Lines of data
━━━━━━━━━━━━━━━━

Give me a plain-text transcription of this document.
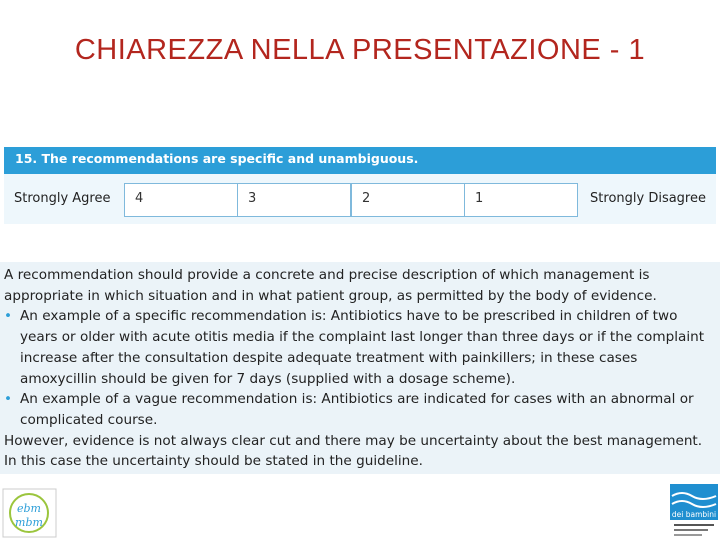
CHIAREZZA NELLA PRESENTAZIONE - 1
15. The recommendations are specific and unambiguous.
Strongly Agree 4	3	2	1	Strongly Disagree

A recommendation should provide a concrete and precise description of which management is appropriate in which situation and in what patient group, as permitted by the body of evidence.

• An example of a specific recommendation is: Antibiotics have to be prescribed in children of two years or older with acute otitis media if the complaint last longer than three days or if the complaint increase after the consultation despite adequate treatment with painkillers; in these cases amoxycillin should be given for 7 days (supplied with a dosage scheme).

• An example of a vague recommendation is: Antibiotics are indicated for cases with an abnormal or complicated course.

However, evidence is not always clear cut and there may be uncertainty about the best management.

In this case the uncertainty should be stated in the guideline.

ebm
mbm
dei bambini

━━━━━━━━━━━━━━━━

**Given instruction:** Look through the data and gather every line with the string "management" in it.

**Task output:**
A recommendation should provide a concrete and precise description of which management is appropriate in which situation and in what patient group, as permitted by the body of evidence.
However, evidence is not always clear cut and there may be uncertainty about the best management.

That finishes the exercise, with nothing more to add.